::: Exercise inputs :::
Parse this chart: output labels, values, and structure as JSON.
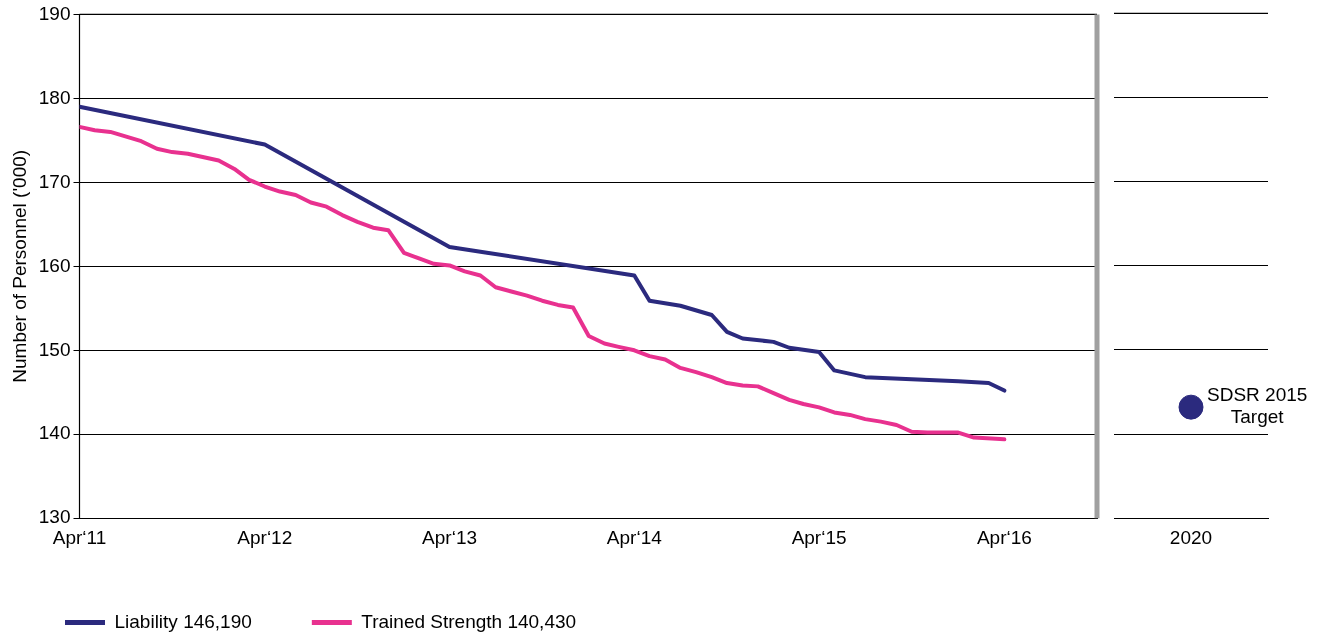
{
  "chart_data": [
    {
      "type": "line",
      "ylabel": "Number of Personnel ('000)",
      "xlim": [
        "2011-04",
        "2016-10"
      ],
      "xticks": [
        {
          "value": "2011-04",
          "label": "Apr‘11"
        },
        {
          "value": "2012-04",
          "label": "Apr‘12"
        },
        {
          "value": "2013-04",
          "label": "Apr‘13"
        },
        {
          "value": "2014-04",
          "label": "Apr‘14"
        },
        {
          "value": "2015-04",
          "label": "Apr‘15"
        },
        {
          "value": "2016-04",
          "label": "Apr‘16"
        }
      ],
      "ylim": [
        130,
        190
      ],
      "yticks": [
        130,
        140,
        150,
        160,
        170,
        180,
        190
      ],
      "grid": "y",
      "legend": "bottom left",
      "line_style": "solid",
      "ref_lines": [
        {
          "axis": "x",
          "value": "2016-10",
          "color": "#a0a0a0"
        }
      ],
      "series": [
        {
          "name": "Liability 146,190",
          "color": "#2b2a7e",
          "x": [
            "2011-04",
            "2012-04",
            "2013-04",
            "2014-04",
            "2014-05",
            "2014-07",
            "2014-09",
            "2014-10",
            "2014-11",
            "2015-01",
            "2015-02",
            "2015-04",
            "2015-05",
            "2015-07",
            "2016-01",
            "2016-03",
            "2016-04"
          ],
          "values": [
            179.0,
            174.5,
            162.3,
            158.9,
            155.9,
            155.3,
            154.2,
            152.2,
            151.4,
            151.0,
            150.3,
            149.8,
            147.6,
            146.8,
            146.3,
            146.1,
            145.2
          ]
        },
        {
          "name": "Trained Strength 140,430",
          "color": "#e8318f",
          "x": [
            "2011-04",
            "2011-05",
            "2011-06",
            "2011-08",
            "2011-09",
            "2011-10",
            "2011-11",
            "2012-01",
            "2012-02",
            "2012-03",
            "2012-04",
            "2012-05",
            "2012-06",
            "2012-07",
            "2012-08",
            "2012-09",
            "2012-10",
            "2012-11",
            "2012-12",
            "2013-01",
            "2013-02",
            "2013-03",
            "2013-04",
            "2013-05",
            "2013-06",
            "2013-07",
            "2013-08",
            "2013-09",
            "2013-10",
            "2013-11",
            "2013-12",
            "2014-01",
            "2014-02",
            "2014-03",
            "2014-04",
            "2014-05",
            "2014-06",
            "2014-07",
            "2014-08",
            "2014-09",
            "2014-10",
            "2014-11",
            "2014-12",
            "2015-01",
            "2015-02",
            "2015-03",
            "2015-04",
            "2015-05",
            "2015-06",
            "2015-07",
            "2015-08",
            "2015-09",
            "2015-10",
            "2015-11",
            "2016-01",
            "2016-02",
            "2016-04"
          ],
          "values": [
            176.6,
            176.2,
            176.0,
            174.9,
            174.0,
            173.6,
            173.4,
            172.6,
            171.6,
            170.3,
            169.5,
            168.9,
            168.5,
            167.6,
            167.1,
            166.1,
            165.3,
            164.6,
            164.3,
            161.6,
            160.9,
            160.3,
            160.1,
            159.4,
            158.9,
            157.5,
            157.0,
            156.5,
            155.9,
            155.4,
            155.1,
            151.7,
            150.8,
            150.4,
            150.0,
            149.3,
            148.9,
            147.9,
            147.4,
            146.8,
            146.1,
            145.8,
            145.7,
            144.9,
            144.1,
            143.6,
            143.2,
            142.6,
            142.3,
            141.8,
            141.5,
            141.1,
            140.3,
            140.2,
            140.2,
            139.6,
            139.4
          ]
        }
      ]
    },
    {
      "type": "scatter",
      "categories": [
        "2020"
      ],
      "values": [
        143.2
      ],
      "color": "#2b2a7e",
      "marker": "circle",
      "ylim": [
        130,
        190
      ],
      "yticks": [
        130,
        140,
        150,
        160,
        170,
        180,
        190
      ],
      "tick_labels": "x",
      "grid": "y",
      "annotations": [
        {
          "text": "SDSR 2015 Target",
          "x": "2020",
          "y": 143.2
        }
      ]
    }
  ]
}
:::
Reproduce the whole listing exactly, but not the images in it.

# [Output of the task]
Parse this chart: output labels, values, and structure as JSON.
{
  "chart_data": [
    {
      "type": "line",
      "ylabel": "Number of Personnel ('000)",
      "xlim": [
        "2011-04",
        "2016-10"
      ],
      "xticks": [
        {
          "value": "2011-04",
          "label": "Apr‘11"
        },
        {
          "value": "2012-04",
          "label": "Apr‘12"
        },
        {
          "value": "2013-04",
          "label": "Apr‘13"
        },
        {
          "value": "2014-04",
          "label": "Apr‘14"
        },
        {
          "value": "2015-04",
          "label": "Apr‘15"
        },
        {
          "value": "2016-04",
          "label": "Apr‘16"
        }
      ],
      "ylim": [
        130,
        190
      ],
      "yticks": [
        130,
        140,
        150,
        160,
        170,
        180,
        190
      ],
      "grid": "y",
      "legend": "bottom left",
      "line_style": "solid",
      "ref_lines": [
        {
          "axis": "x",
          "value": "2016-10",
          "color": "#a0a0a0"
        }
      ],
      "series": [
        {
          "name": "Liability 146,190",
          "color": "#2b2a7e",
          "x": [
            "2011-04",
            "2012-04",
            "2013-04",
            "2014-04",
            "2014-05",
            "2014-07",
            "2014-09",
            "2014-10",
            "2014-11",
            "2015-01",
            "2015-02",
            "2015-04",
            "2015-05",
            "2015-07",
            "2016-01",
            "2016-03",
            "2016-04"
          ],
          "values": [
            179.0,
            174.5,
            162.3,
            158.9,
            155.9,
            155.3,
            154.2,
            152.2,
            151.4,
            151.0,
            150.3,
            149.8,
            147.6,
            146.8,
            146.3,
            146.1,
            145.2
          ]
        },
        {
          "name": "Trained Strength 140,430",
          "color": "#e8318f",
          "x": [
            "2011-04",
            "2011-05",
            "2011-06",
            "2011-08",
            "2011-09",
            "2011-10",
            "2011-11",
            "2012-01",
            "2012-02",
            "2012-03",
            "2012-04",
            "2012-05",
            "2012-06",
            "2012-07",
            "2012-08",
            "2012-09",
            "2012-10",
            "2012-11",
            "2012-12",
            "2013-01",
            "2013-02",
            "2013-03",
            "2013-04",
            "2013-05",
            "2013-06",
            "2013-07",
            "2013-08",
            "2013-09",
            "2013-10",
            "2013-11",
            "2013-12",
            "2014-01",
            "2014-02",
            "2014-03",
            "2014-04",
            "2014-05",
            "2014-06",
            "2014-07",
            "2014-08",
            "2014-09",
            "2014-10",
            "2014-11",
            "2014-12",
            "2015-01",
            "2015-02",
            "2015-03",
            "2015-04",
            "2015-05",
            "2015-06",
            "2015-07",
            "2015-08",
            "2015-09",
            "2015-10",
            "2015-11",
            "2016-01",
            "2016-02",
            "2016-04"
          ],
          "values": [
            176.6,
            176.2,
            176.0,
            174.9,
            174.0,
            173.6,
            173.4,
            172.6,
            171.6,
            170.3,
            169.5,
            168.9,
            168.5,
            167.6,
            167.1,
            166.1,
            165.3,
            164.6,
            164.3,
            161.6,
            160.9,
            160.3,
            160.1,
            159.4,
            158.9,
            157.5,
            157.0,
            156.5,
            155.9,
            155.4,
            155.1,
            151.7,
            150.8,
            150.4,
            150.0,
            149.3,
            148.9,
            147.9,
            147.4,
            146.8,
            146.1,
            145.8,
            145.7,
            144.9,
            144.1,
            143.6,
            143.2,
            142.6,
            142.3,
            141.8,
            141.5,
            141.1,
            140.3,
            140.2,
            140.2,
            139.6,
            139.4
          ]
        }
      ]
    },
    {
      "type": "scatter",
      "categories": [
        "2020"
      ],
      "values": [
        143.2
      ],
      "color": "#2b2a7e",
      "marker": "circle",
      "ylim": [
        130,
        190
      ],
      "yticks": [
        130,
        140,
        150,
        160,
        170,
        180,
        190
      ],
      "tick_labels": "x",
      "grid": "y",
      "annotations": [
        {
          "text": "SDSR 2015 Target",
          "x": "2020",
          "y": 143.2
        }
      ]
    }
  ]
}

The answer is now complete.